◆ **What this task involves**
Reproduce every line of the data below without any changes, leaving out the pictures.

···

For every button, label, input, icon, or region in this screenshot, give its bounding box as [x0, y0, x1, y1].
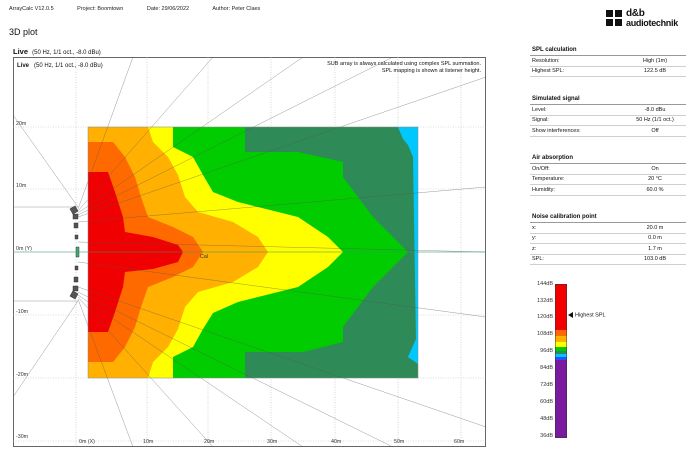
legend-tick: 72dB: [540, 382, 553, 388]
panel-row: SPL: 103.0 dB: [530, 255, 686, 265]
calculation-note-line2: SPL mapping is shown at listener height.: [381, 68, 481, 74]
row-value: -8.0 dBu: [644, 106, 666, 113]
spl-map-plot[interactable]: Live (50 Hz, 1/1 oct., -8.0 dBu) SUB arra…: [13, 57, 486, 447]
panel-row: Temperature: 20 °C: [530, 175, 686, 185]
legend-tick: 120dB: [537, 314, 553, 320]
panel-title: SPL calculation: [530, 47, 686, 56]
panel-row: Resolution: High (1m): [530, 56, 686, 67]
panel-simulated-signal: Simulated signal Level: -8.0 dBu Signal: 5…: [530, 96, 686, 137]
x-tick: 60m: [454, 439, 465, 445]
row-value: 122.5 dB: [643, 68, 667, 75]
row-value: 1.7 m: [648, 245, 662, 252]
logo-line2: audiotechnik: [626, 18, 678, 28]
panel-spl-calculation: SPL calculation Resolution: High (1m) Hig…: [530, 47, 686, 77]
x-tick: 50m: [394, 439, 405, 445]
legend-tick: 144dB: [537, 281, 553, 287]
y-tick: 20m: [16, 121, 27, 127]
panel-title: Simulated signal: [530, 96, 686, 105]
row-label: Signal:: [532, 117, 549, 124]
panel-row: Level: -8.0 dBu: [530, 105, 686, 116]
legend-tick: 48dB: [540, 416, 553, 422]
x-tick: 0m (X): [79, 439, 95, 445]
y-tick: -30m: [16, 434, 29, 440]
spl-color-scale: [555, 284, 567, 438]
x-tick: 10m: [143, 439, 154, 445]
row-label: z:: [532, 245, 537, 252]
row-label: Show interferences:: [532, 127, 581, 134]
y-tick: -20m: [16, 372, 29, 378]
legend-tick: 108dB: [537, 331, 553, 337]
row-label: Highest SPL:: [532, 68, 565, 75]
panel-noise-calibration: Noise calibration point x: 20.0 m y: 0.0 m…: [530, 214, 686, 265]
y-tick: 0m (Y): [16, 246, 32, 252]
panel-air-absorption: Air absorption On/Off: On Temperature: 20 …: [530, 155, 686, 196]
db-logo-icon: [606, 10, 622, 26]
row-value: 60.0 %: [646, 186, 664, 193]
calibration-point-label: Cal: [200, 254, 208, 260]
y-tick: 10m: [16, 183, 27, 189]
plot-title: Live (50 Hz, 1/1 oct., -8.0 dBu): [13, 47, 101, 56]
panel-row: x: 20.0 m: [530, 223, 686, 234]
row-value: 103.0 dB: [643, 256, 667, 263]
row-value: 0.0 m: [648, 235, 662, 242]
row-value: 20.0 m: [646, 224, 664, 231]
app-version: ArrayCalc V12.0.5: [9, 6, 54, 12]
row-label: x:: [532, 224, 537, 231]
report-header: ArrayCalc V12.0.5 Project: Boomtown Date…: [9, 6, 282, 12]
row-label: Temperature:: [532, 176, 565, 183]
panel-row: Humidity: 60.0 %: [530, 185, 686, 196]
arrow-left-icon: [568, 312, 573, 318]
panel-row: y: 0.0 m: [530, 234, 686, 244]
panel-row: Show interferences: Off: [530, 126, 686, 137]
row-label: Humidity:: [532, 186, 555, 193]
legend-tick: 96dB: [540, 348, 553, 354]
plot-inner-title-params: (50 Hz, 1/1 oct., -8.0 dBu): [34, 63, 103, 69]
row-label: y:: [532, 235, 537, 242]
legend-tick: 84dB: [540, 365, 553, 371]
row-value: On: [651, 165, 659, 172]
row-value: Off: [651, 127, 659, 134]
panel-title: Air absorption: [530, 155, 686, 164]
plot-inner-title: Live (50 Hz, 1/1 oct., -8.0 dBu): [17, 63, 103, 69]
report-date: Date: 29/06/2022: [146, 6, 190, 12]
plot-inner-title-main: Live: [17, 63, 30, 69]
x-tick: 40m: [331, 439, 342, 445]
spl-map-svg: [13, 57, 486, 447]
page-title: 3D plot: [9, 27, 38, 37]
row-label: On/Off:: [532, 165, 550, 172]
project-name: Project: Boomtown: [77, 6, 124, 12]
row-value: High (1m): [642, 57, 668, 64]
row-value: 50 Hz (1/1 oct.): [636, 117, 674, 124]
row-label: Resolution:: [532, 57, 560, 64]
panel-row: On/Off: On: [530, 164, 686, 175]
x-tick: 30m: [267, 439, 278, 445]
row-value: 20 °C: [648, 176, 662, 183]
report-author: Author: Peter Claes: [212, 6, 261, 12]
panel-row: Highest SPL: 122.5 dB: [530, 67, 686, 77]
calculation-note-line1: SUB array is always calculated using com…: [327, 61, 481, 67]
panel-row: Signal: 50 Hz (1/1 oct.): [530, 116, 686, 126]
spl-coverage-map: [88, 127, 418, 378]
plot-title-params: (50 Hz, 1/1 oct., -8.0 dBu): [32, 50, 101, 56]
panel-title: Noise calibration point: [530, 214, 686, 223]
plot-title-main: Live: [13, 47, 29, 56]
db-audiotechnik-logo: d&b audiotechnik: [606, 8, 686, 32]
panel-row: z: 1.7 m: [530, 244, 686, 255]
highest-spl-marker-label: Highest SPL: [575, 312, 606, 319]
row-label: SPL:: [532, 256, 544, 263]
highest-spl-marker: Highest SPL: [568, 312, 606, 318]
calculation-note: SUB array is always calculated using com…: [327, 61, 481, 75]
row-label: Level:: [532, 106, 547, 113]
legend-tick: 60dB: [540, 399, 553, 405]
legend-tick: 36dB: [540, 433, 553, 439]
y-tick: -10m: [16, 309, 29, 315]
legend-tick: 132dB: [537, 298, 553, 304]
x-tick: 20m: [204, 439, 215, 445]
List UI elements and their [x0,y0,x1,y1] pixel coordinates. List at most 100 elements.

···

◆ **Exercise answer**
For every button, label, input, icon, or region in this screenshot, give its bounding box as [x0, y0, x1, y1].
legend-tick: 72dB: [540, 382, 553, 388]
panel-row: SPL: 103.0 dB: [530, 255, 686, 265]
calculation-note-line2: SPL mapping is shown at listener height.: [381, 68, 481, 74]
row-value: -8.0 dBu: [644, 106, 666, 113]
spl-map-plot[interactable]: Live (50 Hz, 1/1 oct., -8.0 dBu) SUB arra…: [13, 57, 486, 447]
panel-row: Temperature: 20 °C: [530, 175, 686, 185]
legend-tick: 120dB: [537, 314, 553, 320]
panel-title: SPL calculation: [530, 47, 686, 56]
panel-row: Resolution: High (1m): [530, 56, 686, 67]
panel-simulated-signal: Simulated signal Level: -8.0 dBu Signal: 5…: [530, 96, 686, 137]
x-tick: 60m: [454, 439, 465, 445]
row-value: 122.5 dB: [643, 68, 667, 75]
row-value: 1.7 m: [648, 245, 662, 252]
logo-line2: audiotechnik: [626, 18, 678, 28]
panel-spl-calculation: SPL calculation Resolution: High (1m) Hig…: [530, 47, 686, 77]
x-tick: 50m: [394, 439, 405, 445]
legend-tick: 144dB: [537, 281, 553, 287]
y-tick: 20m: [16, 121, 27, 127]
panel-title: Simulated signal: [530, 96, 686, 105]
row-label: Signal:: [532, 117, 549, 124]
panel-row: Level: -8.0 dBu: [530, 105, 686, 116]
legend-tick: 48dB: [540, 416, 553, 422]
x-tick: 0m (X): [79, 439, 95, 445]
y-tick: -30m: [16, 434, 29, 440]
spl-color-scale: [555, 284, 567, 438]
x-tick: 10m: [143, 439, 154, 445]
row-label: z:: [532, 245, 537, 252]
row-label: Show interferences:: [532, 127, 581, 134]
y-tick: -20m: [16, 372, 29, 378]
legend-tick: 108dB: [537, 331, 553, 337]
row-label: Highest SPL:: [532, 68, 565, 75]
panel-noise-calibration: Noise calibration point x: 20.0 m y: 0.0 m…: [530, 214, 686, 265]
y-tick: 0m (Y): [16, 246, 32, 252]
panel-air-absorption: Air absorption On/Off: On Temperature: 20 …: [530, 155, 686, 196]
db-logo-icon: [606, 10, 622, 26]
row-value: 60.0 %: [646, 186, 664, 193]
calibration-point-label: Cal: [200, 254, 208, 260]
y-tick: 10m: [16, 183, 27, 189]
plot-title: Live (50 Hz, 1/1 oct., -8.0 dBu): [13, 47, 101, 56]
panel-row: x: 20.0 m: [530, 223, 686, 234]
row-value: 103.0 dB: [643, 256, 667, 263]
row-value: 0.0 m: [648, 235, 662, 242]
row-value: 20.0 m: [646, 224, 664, 231]
app-version: ArrayCalc V12.0.5: [9, 6, 54, 12]
row-label: x:: [532, 224, 537, 231]
report-header: ArrayCalc V12.0.5 Project: Boomtown Date…: [9, 6, 282, 12]
row-label: Temperature:: [532, 176, 565, 183]
panel-row: Humidity: 60.0 %: [530, 185, 686, 196]
arrow-left-icon: [568, 312, 573, 318]
panel-row: y: 0.0 m: [530, 234, 686, 244]
panel-row: Show interferences: Off: [530, 126, 686, 137]
row-label: Humidity:: [532, 186, 555, 193]
legend-tick: 96dB: [540, 348, 553, 354]
plot-inner-title-params: (50 Hz, 1/1 oct., -8.0 dBu): [34, 63, 103, 69]
row-label: y:: [532, 235, 537, 242]
legend-tick: 84dB: [540, 365, 553, 371]
row-value: On: [651, 165, 659, 172]
row-value: Off: [651, 127, 659, 134]
panel-title: Air absorption: [530, 155, 686, 164]
plot-inner-title: Live (50 Hz, 1/1 oct., -8.0 dBu): [17, 63, 103, 69]
report-date: Date: 29/06/2022: [146, 6, 190, 12]
plot-inner-title-main: Live: [17, 63, 30, 69]
x-tick: 40m: [331, 439, 342, 445]
spl-map-svg: [13, 57, 486, 447]
page-title: 3D plot: [9, 27, 38, 37]
row-label: On/Off:: [532, 165, 550, 172]
project-name: Project: Boomtown: [77, 6, 124, 12]
row-value: High (1m): [642, 57, 668, 64]
row-value: 50 Hz (1/1 oct.): [636, 117, 674, 124]
row-label: Resolution:: [532, 57, 560, 64]
panel-row: On/Off: On: [530, 164, 686, 175]
x-tick: 30m: [267, 439, 278, 445]
row-value: 20 °C: [648, 176, 662, 183]
report-author: Author: Peter Claes: [212, 6, 261, 12]
panel-row: Highest SPL: 122.5 dB: [530, 67, 686, 77]
calculation-note-line1: SUB array is always calculated using com…: [327, 61, 481, 67]
panel-row: Signal: 50 Hz (1/1 oct.): [530, 116, 686, 126]
spl-coverage-map: [88, 127, 418, 378]
plot-title-params: (50 Hz, 1/1 oct., -8.0 dBu): [32, 50, 101, 56]
panel-title: Noise calibration point: [530, 214, 686, 223]
plot-title-main: Live: [13, 47, 29, 56]
db-audiotechnik-logo: d&b audiotechnik: [606, 8, 686, 32]
panel-row: z: 1.7 m: [530, 244, 686, 255]
highest-spl-marker-label: Highest SPL: [575, 312, 606, 319]
row-label: SPL:: [532, 256, 544, 263]
highest-spl-marker: Highest SPL: [568, 312, 606, 318]
calculation-note: SUB array is always calculated using com…: [327, 61, 481, 75]
row-label: Level:: [532, 106, 547, 113]
legend-tick: 60dB: [540, 399, 553, 405]
legend-tick: 36dB: [540, 433, 553, 439]
y-tick: -10m: [16, 309, 29, 315]
legend-tick: 132dB: [537, 298, 553, 304]
x-tick: 20m: [204, 439, 215, 445]
List UI elements and their [x0,y0,x1,y1] pixel coordinates. List at most 100 elements.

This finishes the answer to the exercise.